» **Task objective**
Recast the lines from the first one through the line containing "din-screw-channel-bottom <box>597 1033", both included, as a Markdown table with the columns Row and Content: Row holds the row number, Content holds the line, and blank lines are omitted.

» **Material for this task**
· · ·

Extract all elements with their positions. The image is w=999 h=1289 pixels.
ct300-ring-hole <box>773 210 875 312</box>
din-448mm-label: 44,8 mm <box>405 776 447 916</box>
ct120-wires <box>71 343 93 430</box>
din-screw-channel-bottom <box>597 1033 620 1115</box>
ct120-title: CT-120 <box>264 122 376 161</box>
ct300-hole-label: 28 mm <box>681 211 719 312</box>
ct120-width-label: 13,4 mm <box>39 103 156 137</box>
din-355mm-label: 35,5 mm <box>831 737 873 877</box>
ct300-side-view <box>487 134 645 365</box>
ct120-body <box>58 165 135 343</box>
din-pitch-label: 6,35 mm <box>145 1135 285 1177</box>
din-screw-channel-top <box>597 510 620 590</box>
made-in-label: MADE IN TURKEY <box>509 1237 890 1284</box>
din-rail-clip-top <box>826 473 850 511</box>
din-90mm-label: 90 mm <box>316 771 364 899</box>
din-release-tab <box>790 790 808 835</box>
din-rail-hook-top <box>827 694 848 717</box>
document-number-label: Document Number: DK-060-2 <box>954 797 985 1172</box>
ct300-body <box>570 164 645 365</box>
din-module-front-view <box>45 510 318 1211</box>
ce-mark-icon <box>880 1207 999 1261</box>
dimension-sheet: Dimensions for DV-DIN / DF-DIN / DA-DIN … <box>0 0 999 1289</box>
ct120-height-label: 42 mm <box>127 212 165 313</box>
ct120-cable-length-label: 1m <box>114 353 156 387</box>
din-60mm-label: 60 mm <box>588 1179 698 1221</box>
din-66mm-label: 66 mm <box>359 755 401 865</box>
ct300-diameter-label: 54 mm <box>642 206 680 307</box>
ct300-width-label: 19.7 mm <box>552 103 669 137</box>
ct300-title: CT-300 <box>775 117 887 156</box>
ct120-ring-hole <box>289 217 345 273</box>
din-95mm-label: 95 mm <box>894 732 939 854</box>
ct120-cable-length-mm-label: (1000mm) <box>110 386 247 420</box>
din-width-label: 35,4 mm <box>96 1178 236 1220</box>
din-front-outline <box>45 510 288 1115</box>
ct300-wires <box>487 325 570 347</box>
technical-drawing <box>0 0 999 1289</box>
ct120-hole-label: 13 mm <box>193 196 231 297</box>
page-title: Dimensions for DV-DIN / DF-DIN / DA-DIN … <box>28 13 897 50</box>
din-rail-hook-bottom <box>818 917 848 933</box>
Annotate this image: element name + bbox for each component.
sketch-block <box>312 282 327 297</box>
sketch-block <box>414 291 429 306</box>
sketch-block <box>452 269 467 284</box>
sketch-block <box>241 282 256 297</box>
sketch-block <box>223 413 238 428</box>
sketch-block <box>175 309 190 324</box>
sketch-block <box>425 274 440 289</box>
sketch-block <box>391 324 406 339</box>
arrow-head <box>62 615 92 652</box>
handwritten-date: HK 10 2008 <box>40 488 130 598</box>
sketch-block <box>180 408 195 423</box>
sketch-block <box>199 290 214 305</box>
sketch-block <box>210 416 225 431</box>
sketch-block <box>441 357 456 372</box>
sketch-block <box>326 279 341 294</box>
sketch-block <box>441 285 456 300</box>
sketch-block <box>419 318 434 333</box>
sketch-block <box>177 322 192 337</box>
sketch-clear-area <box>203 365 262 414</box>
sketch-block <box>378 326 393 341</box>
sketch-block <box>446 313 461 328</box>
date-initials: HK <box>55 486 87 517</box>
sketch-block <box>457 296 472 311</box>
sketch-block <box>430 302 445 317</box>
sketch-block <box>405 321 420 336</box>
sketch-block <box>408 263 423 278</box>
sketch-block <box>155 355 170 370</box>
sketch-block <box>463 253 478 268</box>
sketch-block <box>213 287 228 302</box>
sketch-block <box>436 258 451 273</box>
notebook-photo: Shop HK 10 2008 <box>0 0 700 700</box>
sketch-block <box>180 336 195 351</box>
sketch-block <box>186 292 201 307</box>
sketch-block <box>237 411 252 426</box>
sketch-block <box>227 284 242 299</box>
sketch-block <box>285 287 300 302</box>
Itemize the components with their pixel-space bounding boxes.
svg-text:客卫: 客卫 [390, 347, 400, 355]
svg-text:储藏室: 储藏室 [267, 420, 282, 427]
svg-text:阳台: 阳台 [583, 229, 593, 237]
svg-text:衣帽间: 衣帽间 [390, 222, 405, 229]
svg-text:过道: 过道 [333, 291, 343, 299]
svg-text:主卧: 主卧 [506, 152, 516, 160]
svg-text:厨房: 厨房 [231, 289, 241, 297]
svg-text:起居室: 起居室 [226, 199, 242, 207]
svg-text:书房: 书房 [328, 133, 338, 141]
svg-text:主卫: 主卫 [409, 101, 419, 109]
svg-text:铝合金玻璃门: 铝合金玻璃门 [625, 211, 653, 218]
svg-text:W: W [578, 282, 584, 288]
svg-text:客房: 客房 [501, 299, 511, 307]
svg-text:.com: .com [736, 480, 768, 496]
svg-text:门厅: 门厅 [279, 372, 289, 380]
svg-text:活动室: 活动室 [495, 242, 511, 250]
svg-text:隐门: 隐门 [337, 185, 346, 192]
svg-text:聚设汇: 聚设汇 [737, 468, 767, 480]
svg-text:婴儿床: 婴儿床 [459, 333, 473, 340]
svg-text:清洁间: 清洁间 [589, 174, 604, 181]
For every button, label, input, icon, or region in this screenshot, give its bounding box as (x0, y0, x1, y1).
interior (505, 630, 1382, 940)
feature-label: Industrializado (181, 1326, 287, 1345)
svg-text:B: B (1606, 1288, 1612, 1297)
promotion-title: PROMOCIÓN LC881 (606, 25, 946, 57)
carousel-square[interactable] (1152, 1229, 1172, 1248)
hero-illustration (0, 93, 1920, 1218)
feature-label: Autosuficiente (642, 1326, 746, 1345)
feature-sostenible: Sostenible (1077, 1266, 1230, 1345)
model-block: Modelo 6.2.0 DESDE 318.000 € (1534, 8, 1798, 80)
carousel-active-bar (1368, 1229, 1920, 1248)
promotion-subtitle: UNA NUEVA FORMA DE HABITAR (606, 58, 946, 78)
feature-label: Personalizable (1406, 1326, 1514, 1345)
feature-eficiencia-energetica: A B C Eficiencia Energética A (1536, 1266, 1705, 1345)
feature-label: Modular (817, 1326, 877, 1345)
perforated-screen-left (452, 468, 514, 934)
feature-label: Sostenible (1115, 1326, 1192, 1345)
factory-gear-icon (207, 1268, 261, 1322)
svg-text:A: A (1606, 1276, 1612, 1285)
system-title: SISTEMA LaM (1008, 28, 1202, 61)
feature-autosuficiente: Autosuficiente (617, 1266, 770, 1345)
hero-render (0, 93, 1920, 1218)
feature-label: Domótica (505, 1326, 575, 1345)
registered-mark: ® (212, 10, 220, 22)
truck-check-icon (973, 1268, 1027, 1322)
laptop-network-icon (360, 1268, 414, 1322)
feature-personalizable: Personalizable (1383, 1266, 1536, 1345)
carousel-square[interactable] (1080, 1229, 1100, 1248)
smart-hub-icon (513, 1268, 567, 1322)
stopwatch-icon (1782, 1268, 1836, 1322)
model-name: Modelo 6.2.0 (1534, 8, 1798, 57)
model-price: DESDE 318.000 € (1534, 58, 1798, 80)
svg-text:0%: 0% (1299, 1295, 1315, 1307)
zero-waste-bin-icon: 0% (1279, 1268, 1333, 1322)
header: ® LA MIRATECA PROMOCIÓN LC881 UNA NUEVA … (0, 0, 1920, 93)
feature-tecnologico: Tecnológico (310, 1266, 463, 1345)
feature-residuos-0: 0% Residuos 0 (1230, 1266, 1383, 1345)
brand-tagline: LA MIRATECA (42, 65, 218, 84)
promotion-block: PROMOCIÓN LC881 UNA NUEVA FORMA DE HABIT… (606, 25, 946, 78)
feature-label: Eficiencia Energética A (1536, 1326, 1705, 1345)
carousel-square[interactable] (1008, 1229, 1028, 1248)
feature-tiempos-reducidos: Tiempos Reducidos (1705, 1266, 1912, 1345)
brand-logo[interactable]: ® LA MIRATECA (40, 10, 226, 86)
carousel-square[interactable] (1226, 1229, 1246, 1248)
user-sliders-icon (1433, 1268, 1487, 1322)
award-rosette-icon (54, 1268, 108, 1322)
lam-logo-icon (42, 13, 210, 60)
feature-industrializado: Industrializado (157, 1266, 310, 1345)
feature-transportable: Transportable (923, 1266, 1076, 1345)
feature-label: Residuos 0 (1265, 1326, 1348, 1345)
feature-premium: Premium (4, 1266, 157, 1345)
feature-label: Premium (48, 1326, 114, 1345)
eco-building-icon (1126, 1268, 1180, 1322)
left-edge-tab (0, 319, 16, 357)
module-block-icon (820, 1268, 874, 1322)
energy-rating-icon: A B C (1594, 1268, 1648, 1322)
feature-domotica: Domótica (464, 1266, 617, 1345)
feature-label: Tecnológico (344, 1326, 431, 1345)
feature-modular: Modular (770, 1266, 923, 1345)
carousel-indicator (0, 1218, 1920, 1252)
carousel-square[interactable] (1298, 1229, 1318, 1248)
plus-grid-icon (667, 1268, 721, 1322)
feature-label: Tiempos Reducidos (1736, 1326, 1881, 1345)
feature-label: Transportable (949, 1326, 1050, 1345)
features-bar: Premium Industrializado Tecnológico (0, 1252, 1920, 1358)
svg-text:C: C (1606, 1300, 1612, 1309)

· · ·

» **Complete answer**
| Row | Content |
|---|---|
| 1 | Extract all elements with their positions. The image is w=999 h=1289 pixels. |
| 2 | ct300-ring-hole <box>773 210 875 312</box> |
| 3 | din-448mm-label: 44,8 mm <box>405 776 447 916</box> |
| 4 | ct120-wires <box>71 343 93 430</box> |
| 5 | din-screw-channel-bottom <box>597 1033 620 1115</box> |